— begin DATA LISTING —

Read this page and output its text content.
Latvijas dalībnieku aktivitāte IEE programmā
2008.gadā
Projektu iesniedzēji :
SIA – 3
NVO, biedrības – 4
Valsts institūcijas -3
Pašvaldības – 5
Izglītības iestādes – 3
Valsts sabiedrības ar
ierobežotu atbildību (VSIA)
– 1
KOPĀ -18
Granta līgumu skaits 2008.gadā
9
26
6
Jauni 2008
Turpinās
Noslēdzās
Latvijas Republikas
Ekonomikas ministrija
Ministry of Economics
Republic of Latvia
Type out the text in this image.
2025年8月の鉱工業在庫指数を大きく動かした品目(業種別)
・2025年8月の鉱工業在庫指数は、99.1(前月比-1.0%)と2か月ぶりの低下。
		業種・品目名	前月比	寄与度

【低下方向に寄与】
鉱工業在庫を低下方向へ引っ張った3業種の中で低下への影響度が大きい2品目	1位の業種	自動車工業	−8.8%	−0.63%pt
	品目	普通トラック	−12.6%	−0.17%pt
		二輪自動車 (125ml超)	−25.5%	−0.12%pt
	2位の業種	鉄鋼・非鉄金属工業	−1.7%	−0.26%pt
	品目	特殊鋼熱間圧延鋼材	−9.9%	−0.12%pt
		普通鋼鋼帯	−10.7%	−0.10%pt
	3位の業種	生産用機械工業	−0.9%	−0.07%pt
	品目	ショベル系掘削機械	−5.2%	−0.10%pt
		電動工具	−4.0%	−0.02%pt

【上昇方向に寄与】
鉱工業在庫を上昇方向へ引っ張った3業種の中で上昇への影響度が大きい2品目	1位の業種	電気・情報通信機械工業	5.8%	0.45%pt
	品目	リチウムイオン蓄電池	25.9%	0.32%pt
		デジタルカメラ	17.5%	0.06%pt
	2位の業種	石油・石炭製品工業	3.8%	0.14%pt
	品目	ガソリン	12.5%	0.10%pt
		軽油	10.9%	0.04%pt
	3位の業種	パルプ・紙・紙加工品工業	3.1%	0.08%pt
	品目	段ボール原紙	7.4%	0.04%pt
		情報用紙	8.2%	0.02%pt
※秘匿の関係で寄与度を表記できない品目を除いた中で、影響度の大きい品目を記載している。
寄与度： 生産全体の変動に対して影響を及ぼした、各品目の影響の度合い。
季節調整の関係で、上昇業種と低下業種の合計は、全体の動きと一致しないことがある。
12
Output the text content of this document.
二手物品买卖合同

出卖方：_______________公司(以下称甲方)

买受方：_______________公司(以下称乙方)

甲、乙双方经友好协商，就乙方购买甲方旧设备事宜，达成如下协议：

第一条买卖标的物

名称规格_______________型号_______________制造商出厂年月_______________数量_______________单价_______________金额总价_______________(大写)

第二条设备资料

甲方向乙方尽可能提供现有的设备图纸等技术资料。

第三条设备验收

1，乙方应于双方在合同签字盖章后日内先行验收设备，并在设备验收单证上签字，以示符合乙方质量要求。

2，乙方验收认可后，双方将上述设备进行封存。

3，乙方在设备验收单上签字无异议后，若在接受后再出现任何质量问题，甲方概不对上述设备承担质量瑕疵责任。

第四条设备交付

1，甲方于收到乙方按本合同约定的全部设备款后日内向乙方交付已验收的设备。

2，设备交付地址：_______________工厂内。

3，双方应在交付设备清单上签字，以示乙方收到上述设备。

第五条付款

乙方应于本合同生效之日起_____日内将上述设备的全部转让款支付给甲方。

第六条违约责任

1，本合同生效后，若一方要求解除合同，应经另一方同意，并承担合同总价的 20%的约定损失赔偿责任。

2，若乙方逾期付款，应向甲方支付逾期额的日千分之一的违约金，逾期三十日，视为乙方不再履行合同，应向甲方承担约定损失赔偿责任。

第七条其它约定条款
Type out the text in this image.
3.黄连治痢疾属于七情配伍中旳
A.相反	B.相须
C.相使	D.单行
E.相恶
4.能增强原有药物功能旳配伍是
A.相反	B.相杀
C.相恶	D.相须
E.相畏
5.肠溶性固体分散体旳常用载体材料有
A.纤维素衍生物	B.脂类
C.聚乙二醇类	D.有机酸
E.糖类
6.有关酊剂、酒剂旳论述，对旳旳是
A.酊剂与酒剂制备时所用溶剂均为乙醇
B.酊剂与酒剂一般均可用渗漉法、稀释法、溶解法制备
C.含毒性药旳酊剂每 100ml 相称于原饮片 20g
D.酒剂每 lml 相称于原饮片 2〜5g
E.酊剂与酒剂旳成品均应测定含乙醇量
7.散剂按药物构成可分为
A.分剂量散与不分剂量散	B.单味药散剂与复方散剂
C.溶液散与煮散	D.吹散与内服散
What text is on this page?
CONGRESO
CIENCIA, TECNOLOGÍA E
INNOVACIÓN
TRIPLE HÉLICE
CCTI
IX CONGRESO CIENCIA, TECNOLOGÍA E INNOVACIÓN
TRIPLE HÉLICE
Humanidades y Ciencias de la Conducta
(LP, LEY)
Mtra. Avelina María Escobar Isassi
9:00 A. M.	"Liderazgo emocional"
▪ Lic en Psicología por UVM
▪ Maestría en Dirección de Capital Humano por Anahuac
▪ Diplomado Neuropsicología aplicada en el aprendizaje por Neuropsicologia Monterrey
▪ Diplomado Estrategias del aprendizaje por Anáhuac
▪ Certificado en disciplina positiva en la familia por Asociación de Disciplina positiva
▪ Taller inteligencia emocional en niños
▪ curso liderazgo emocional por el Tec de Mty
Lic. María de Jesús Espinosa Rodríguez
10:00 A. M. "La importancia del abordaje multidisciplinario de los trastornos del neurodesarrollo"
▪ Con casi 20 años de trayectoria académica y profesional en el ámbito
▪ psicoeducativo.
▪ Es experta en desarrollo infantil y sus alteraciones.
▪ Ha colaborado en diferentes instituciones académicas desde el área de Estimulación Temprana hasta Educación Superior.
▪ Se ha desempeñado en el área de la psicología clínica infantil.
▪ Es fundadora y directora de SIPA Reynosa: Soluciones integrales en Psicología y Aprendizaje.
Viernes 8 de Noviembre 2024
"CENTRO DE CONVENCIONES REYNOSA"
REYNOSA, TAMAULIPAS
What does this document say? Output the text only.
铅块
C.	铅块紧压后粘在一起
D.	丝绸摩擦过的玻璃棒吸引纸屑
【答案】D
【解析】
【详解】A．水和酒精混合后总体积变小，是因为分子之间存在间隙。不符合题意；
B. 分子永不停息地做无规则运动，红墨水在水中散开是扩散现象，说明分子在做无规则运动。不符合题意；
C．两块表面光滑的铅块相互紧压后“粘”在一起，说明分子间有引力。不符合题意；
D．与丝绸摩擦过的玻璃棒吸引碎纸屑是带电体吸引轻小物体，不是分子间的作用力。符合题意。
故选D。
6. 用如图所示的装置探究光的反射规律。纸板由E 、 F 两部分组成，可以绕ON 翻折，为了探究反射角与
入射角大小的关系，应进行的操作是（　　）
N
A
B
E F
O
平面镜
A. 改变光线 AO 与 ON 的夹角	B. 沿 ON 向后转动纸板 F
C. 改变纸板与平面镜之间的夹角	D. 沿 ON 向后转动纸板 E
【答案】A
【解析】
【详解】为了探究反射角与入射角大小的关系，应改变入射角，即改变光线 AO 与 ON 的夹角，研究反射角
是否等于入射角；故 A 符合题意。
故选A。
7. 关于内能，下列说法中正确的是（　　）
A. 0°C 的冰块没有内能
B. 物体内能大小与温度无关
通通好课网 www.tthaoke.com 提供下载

— end DATA LISTING —

WRITTEN PROBLEM:
Exactly reproduce every line of the data above.

COMPLETED EXERCISE:
Read this page and output its text content.
Latvijas dalībnieku aktivitāte IEE programmā
2008.gadā
Projektu iesniedzēji :
SIA – 3
NVO, biedrības – 4
Valsts institūcijas -3
Pašvaldības – 5
Izglītības iestādes – 3
Valsts sabiedrības ar
ierobežotu atbildību (VSIA)
– 1
KOPĀ -18
Granta līgumu skaits 2008.gadā
9
26
6
Jauni 2008
Turpinās
Noslēdzās
Latvijas Republikas
Ekonomikas ministrija
Ministry of Economics
Republic of Latvia
Type out the text in this image.
2025年8月の鉱工業在庫指数を大きく動かした品目(業種別)
・2025年8月の鉱工業在庫指数は、99.1(前月比-1.0%)と2か月ぶりの低下。
		業種・品目名	前月比	寄与度

【低下方向に寄与】
鉱工業在庫を低下方向へ引っ張った3業種の中で低下への影響度が大きい2品目	1位の業種	自動車工業	−8.8%	−0.63%pt
	品目	普通トラック	−12.6%	−0.17%pt
		二輪自動車 (125ml超)	−25.5%	−0.12%pt
	2位の業種	鉄鋼・非鉄金属工業	−1.7%	−0.26%pt
	品目	特殊鋼熱間圧延鋼材	−9.9%	−0.12%pt
		普通鋼鋼帯	−10.7%	−0.10%pt
	3位の業種	生産用機械工業	−0.9%	−0.07%pt
	品目	ショベル系掘削機械	−5.2%	−0.10%pt
		電動工具	−4.0%	−0.02%pt

【上昇方向に寄与】
鉱工業在庫を上昇方向へ引っ張った3業種の中で上昇への影響度が大きい2品目	1位の業種	電気・情報通信機械工業	5.8%	0.45%pt
	品目	リチウムイオン蓄電池	25.9%	0.32%pt
		デジタルカメラ	17.5%	0.06%pt
	2位の業種	石油・石炭製品工業	3.8%	0.14%pt
	品目	ガソリン	12.5%	0.10%pt
		軽油	10.9%	0.04%pt
	3位の業種	パルプ・紙・紙加工品工業	3.1%	0.08%pt
	品目	段ボール原紙	7.4%	0.04%pt
		情報用紙	8.2%	0.02%pt
※秘匿の関係で寄与度を表記できない品目を除いた中で、影響度の大きい品目を記載している。
寄与度： 生産全体の変動に対して影響を及ぼした、各品目の影響の度合い。
季節調整の関係で、上昇業種と低下業種の合計は、全体の動きと一致しないことがある。
12
Output the text content of this document.
二手物品买卖合同

出卖方：_______________公司(以下称甲方)

买受方：_______________公司(以下称乙方)

甲、乙双方经友好协商，就乙方购买甲方旧设备事宜，达成如下协议：

第一条买卖标的物

名称规格_______________型号_______________制造商出厂年月_______________数量_______________单价_______________金额总价_______________(大写)

第二条设备资料

甲方向乙方尽可能提供现有的设备图纸等技术资料。

第三条设备验收

1，乙方应于双方在合同签字盖章后日内先行验收设备，并在设备验收单证上签字，以示符合乙方质量要求。

2，乙方验收认可后，双方将上述设备进行封存。

3，乙方在设备验收单上签字无异议后，若在接受后再出现任何质量问题，甲方概不对上述设备承担质量瑕疵责任。

第四条设备交付

1，甲方于收到乙方按本合同约定的全部设备款后日内向乙方交付已验收的设备。

2，设备交付地址：_______________工厂内。

3，双方应在交付设备清单上签字，以示乙方收到上述设备。

第五条付款

乙方应于本合同生效之日起_____日内将上述设备的全部转让款支付给甲方。

第六条违约责任

1，本合同生效后，若一方要求解除合同，应经另一方同意，并承担合同总价的 20%的约定损失赔偿责任。

2，若乙方逾期付款，应向甲方支付逾期额的日千分之一的违约金，逾期三十日，视为乙方不再履行合同，应向甲方承担约定损失赔偿责任。

第七条其它约定条款
Type out the text in this image.
3.黄连治痢疾属于七情配伍中旳
A.相反	B.相须
C.相使	D.单行
E.相恶
4.能增强原有药物功能旳配伍是
A.相反	B.相杀
C.相恶	D.相须
E.相畏
5.肠溶性固体分散体旳常用载体材料有
A.纤维素衍生物	B.脂类
C.聚乙二醇类	D.有机酸
E.糖类
6.有关酊剂、酒剂旳论述，对旳旳是
A.酊剂与酒剂制备时所用溶剂均为乙醇
B.酊剂与酒剂一般均可用渗漉法、稀释法、溶解法制备
C.含毒性药旳酊剂每 100ml 相称于原饮片 20g
D.酒剂每 lml 相称于原饮片 2〜5g
E.酊剂与酒剂旳成品均应测定含乙醇量
7.散剂按药物构成可分为
A.分剂量散与不分剂量散	B.单味药散剂与复方散剂
C.溶液散与煮散	D.吹散与内服散
What text is on this page?
CONGRESO
CIENCIA, TECNOLOGÍA E
INNOVACIÓN
TRIPLE HÉLICE
CCTI
IX CONGRESO CIENCIA, TECNOLOGÍA E INNOVACIÓN
TRIPLE HÉLICE
Humanidades y Ciencias de la Conducta
(LP, LEY)
Mtra. Avelina María Escobar Isassi
9:00 A. M.	"Liderazgo emocional"
▪ Lic en Psicología por UVM
▪ Maestría en Dirección de Capital Humano por Anahuac
▪ Diplomado Neuropsicología aplicada en el aprendizaje por Neuropsicologia Monterrey
▪ Diplomado Estrategias del aprendizaje por Anáhuac
▪ Certificado en disciplina positiva en la familia por Asociación de Disciplina positiva
▪ Taller inteligencia emocional en niños
▪ curso liderazgo emocional por el Tec de Mty
Lic. María de Jesús Espinosa Rodríguez
10:00 A. M. "La importancia del abordaje multidisciplinario de los trastornos del neurodesarrollo"
▪ Con casi 20 años de trayectoria académica y profesional en el ámbito
▪ psicoeducativo.
▪ Es experta en desarrollo infantil y sus alteraciones.
▪ Ha colaborado en diferentes instituciones académicas desde el área de Estimulación Temprana hasta Educación Superior.
▪ Se ha desempeñado en el área de la psicología clínica infantil.
▪ Es fundadora y directora de SIPA Reynosa: Soluciones integrales en Psicología y Aprendizaje.
Viernes 8 de Noviembre 2024
"CENTRO DE CONVENCIONES REYNOSA"
REYNOSA, TAMAULIPAS
What does this document say? Output the text only.
铅块
C.	铅块紧压后粘在一起
D.	丝绸摩擦过的玻璃棒吸引纸屑
【答案】D
【解析】
【详解】A．水和酒精混合后总体积变小，是因为分子之间存在间隙。不符合题意；
B. 分子永不停息地做无规则运动，红墨水在水中散开是扩散现象，说明分子在做无规则运动。不符合题意；
C．两块表面光滑的铅块相互紧压后“粘”在一起，说明分子间有引力。不符合题意；
D．与丝绸摩擦过的玻璃棒吸引碎纸屑是带电体吸引轻小物体，不是分子间的作用力。符合题意。
故选D。
6. 用如图所示的装置探究光的反射规律。纸板由E 、 F 两部分组成，可以绕ON 翻折，为了探究反射角与
入射角大小的关系，应进行的操作是（　　）
N
A
B
E F
O
平面镜
A. 改变光线 AO 与 ON 的夹角	B. 沿 ON 向后转动纸板 F
C. 改变纸板与平面镜之间的夹角	D. 沿 ON 向后转动纸板 E
【答案】A
【解析】
【详解】为了探究反射角与入射角大小的关系，应改变入射角，即改变光线 AO 与 ON 的夹角，研究反射角
是否等于入射角；故 A 符合题意。
故选A。
7. 关于内能，下列说法中正确的是（　　）
A. 0°C 的冰块没有内能
B. 物体内能大小与温度无关
通通好课网 www.tthaoke.com 提供下载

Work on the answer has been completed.